▶ [Extracted material]:
····················
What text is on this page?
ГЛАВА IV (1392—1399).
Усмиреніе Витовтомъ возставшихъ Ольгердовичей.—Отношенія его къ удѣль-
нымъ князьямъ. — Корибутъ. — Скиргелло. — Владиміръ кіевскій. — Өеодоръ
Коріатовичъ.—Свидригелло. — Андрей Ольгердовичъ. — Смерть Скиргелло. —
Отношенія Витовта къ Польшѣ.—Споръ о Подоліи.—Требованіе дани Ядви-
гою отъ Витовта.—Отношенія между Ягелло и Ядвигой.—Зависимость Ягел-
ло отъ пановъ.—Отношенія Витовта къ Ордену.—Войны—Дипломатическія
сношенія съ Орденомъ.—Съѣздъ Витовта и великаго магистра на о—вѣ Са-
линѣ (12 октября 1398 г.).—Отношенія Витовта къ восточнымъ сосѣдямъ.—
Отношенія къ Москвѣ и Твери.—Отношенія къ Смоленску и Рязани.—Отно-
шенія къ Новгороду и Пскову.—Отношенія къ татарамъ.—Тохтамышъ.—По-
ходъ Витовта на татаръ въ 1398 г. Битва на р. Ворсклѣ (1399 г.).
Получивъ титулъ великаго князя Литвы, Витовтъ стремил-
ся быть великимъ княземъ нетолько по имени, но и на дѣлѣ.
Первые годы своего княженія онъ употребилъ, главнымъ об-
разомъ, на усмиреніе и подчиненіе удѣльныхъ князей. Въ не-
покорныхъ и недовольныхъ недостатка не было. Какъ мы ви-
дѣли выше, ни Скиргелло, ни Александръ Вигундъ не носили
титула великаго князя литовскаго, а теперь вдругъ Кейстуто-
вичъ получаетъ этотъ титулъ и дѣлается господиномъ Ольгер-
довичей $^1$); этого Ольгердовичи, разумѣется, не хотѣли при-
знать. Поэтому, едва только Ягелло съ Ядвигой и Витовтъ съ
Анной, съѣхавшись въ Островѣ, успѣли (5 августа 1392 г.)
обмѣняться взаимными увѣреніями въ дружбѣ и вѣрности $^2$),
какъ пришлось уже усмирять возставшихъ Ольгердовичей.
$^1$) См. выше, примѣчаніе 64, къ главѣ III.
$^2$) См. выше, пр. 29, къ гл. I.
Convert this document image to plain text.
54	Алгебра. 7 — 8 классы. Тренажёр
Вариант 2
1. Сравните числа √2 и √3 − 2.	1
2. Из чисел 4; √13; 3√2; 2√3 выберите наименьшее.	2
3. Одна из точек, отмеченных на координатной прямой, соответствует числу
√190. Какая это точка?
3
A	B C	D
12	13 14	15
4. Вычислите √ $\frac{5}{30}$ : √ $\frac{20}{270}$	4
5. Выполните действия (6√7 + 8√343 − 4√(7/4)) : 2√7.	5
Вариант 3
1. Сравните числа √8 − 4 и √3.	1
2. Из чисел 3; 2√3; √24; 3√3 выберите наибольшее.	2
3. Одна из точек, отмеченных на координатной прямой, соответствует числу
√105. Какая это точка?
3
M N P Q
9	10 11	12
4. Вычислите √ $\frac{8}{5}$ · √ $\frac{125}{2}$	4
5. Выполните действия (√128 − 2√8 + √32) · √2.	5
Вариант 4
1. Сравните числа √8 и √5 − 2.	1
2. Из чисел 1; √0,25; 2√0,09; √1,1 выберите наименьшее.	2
····················
▶ [Task details]: Within the material above, find the lines that contain the word "титулъ"; copy them.

▶ [Full answer]:
Получивъ титулъ великаго князя Литвы, Витовтъ стремил-
вичъ получаетъ этотъ титулъ и дѣлается господиномъ Ольгер-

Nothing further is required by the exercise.